→ **Raw records**:
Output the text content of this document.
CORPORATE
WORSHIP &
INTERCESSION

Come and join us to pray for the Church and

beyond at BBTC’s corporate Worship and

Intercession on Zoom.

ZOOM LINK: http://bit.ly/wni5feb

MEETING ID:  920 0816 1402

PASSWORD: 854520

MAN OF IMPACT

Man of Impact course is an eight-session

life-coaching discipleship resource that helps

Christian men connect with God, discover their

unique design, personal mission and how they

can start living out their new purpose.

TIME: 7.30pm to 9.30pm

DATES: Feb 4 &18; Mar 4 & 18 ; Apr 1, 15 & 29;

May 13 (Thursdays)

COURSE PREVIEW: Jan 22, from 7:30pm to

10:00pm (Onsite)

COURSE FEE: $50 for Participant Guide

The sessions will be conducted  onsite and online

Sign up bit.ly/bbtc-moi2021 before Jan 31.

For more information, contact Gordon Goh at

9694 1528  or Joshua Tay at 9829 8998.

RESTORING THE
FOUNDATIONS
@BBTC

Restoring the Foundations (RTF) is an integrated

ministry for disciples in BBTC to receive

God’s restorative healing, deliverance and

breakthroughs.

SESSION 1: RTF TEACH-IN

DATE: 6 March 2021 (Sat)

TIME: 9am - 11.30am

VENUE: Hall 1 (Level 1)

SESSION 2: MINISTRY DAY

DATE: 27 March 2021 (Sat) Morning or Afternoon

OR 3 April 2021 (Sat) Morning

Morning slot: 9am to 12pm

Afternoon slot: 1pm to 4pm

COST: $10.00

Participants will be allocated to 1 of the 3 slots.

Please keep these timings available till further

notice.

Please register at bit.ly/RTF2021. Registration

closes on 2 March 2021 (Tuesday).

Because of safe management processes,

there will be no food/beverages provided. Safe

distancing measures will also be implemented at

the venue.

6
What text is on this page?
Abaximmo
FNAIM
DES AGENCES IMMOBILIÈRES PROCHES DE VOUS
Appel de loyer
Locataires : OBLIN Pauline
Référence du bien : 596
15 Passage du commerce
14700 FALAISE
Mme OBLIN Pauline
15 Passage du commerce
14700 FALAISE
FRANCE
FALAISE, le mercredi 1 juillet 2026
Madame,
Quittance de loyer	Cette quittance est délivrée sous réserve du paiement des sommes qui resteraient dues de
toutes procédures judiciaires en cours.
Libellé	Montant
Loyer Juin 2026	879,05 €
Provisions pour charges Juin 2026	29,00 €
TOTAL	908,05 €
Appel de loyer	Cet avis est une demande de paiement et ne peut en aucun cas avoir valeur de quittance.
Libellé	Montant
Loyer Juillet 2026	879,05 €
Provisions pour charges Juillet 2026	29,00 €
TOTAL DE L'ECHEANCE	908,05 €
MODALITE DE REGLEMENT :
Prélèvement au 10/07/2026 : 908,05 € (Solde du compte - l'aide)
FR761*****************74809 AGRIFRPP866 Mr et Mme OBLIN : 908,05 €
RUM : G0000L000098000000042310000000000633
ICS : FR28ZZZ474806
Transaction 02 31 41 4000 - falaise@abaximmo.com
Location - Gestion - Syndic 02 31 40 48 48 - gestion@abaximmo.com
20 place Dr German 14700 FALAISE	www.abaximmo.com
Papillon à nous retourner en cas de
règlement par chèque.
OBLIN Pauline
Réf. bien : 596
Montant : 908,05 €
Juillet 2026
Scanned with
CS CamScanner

→ **Task details**: Take the entries above and transcribe them in full.

→ **Finished task**:
Output the text content of this document.
CORPORATE
WORSHIP &
INTERCESSION

Come and join us to pray for the Church and

beyond at BBTC’s corporate Worship and

Intercession on Zoom.

ZOOM LINK: http://bit.ly/wni5feb

MEETING ID:  920 0816 1402

PASSWORD: 854520

MAN OF IMPACT

Man of Impact course is an eight-session

life-coaching discipleship resource that helps

Christian men connect with God, discover their

unique design, personal mission and how they

can start living out their new purpose.

TIME: 7.30pm to 9.30pm

DATES: Feb 4 &18; Mar 4 & 18 ; Apr 1, 15 & 29;

May 13 (Thursdays)

COURSE PREVIEW: Jan 22, from 7:30pm to

10:00pm (Onsite)

COURSE FEE: $50 for Participant Guide

The sessions will be conducted  onsite and online

Sign up bit.ly/bbtc-moi2021 before Jan 31.

For more information, contact Gordon Goh at

9694 1528  or Joshua Tay at 9829 8998.

RESTORING THE
FOUNDATIONS
@BBTC

Restoring the Foundations (RTF) is an integrated

ministry for disciples in BBTC to receive

God’s restorative healing, deliverance and

breakthroughs.

SESSION 1: RTF TEACH-IN

DATE: 6 March 2021 (Sat)

TIME: 9am - 11.30am

VENUE: Hall 1 (Level 1)

SESSION 2: MINISTRY DAY

DATE: 27 March 2021 (Sat) Morning or Afternoon

OR 3 April 2021 (Sat) Morning

Morning slot: 9am to 12pm

Afternoon slot: 1pm to 4pm

COST: $10.00

Participants will be allocated to 1 of the 3 slots.

Please keep these timings available till further

notice.

Please register at bit.ly/RTF2021. Registration

closes on 2 March 2021 (Tuesday).

Because of safe management processes,

there will be no food/beverages provided. Safe

distancing measures will also be implemented at

the venue.

6
What text is on this page?
Abaximmo
FNAIM
DES AGENCES IMMOBILIÈRES PROCHES DE VOUS
Appel de loyer
Locataires : OBLIN Pauline
Référence du bien : 596
15 Passage du commerce
14700 FALAISE
Mme OBLIN Pauline
15 Passage du commerce
14700 FALAISE
FRANCE
FALAISE, le mercredi 1 juillet 2026
Madame,
Quittance de loyer	Cette quittance est délivrée sous réserve du paiement des sommes qui resteraient dues de
toutes procédures judiciaires en cours.
Libellé	Montant
Loyer Juin 2026	879,05 €
Provisions pour charges Juin 2026	29,00 €
TOTAL	908,05 €
Appel de loyer	Cet avis est une demande de paiement et ne peut en aucun cas avoir valeur de quittance.
Libellé	Montant
Loyer Juillet 2026	879,05 €
Provisions pour charges Juillet 2026	29,00 €
TOTAL DE L'ECHEANCE	908,05 €
MODALITE DE REGLEMENT :
Prélèvement au 10/07/2026 : 908,05 € (Solde du compte - l'aide)
FR761*****************74809 AGRIFRPP866 Mr et Mme OBLIN : 908,05 €
RUM : G0000L000098000000042310000000000633
ICS : FR28ZZZ474806
Transaction 02 31 41 4000 - falaise@abaximmo.com
Location - Gestion - Syndic 02 31 40 48 48 - gestion@abaximmo.com
20 place Dr German 14700 FALAISE	www.abaximmo.com
Papillon à nous retourner en cas de
règlement par chèque.
OBLIN Pauline
Réf. bien : 596
Montant : 908,05 €
Juillet 2026
Scanned with
CS CamScanner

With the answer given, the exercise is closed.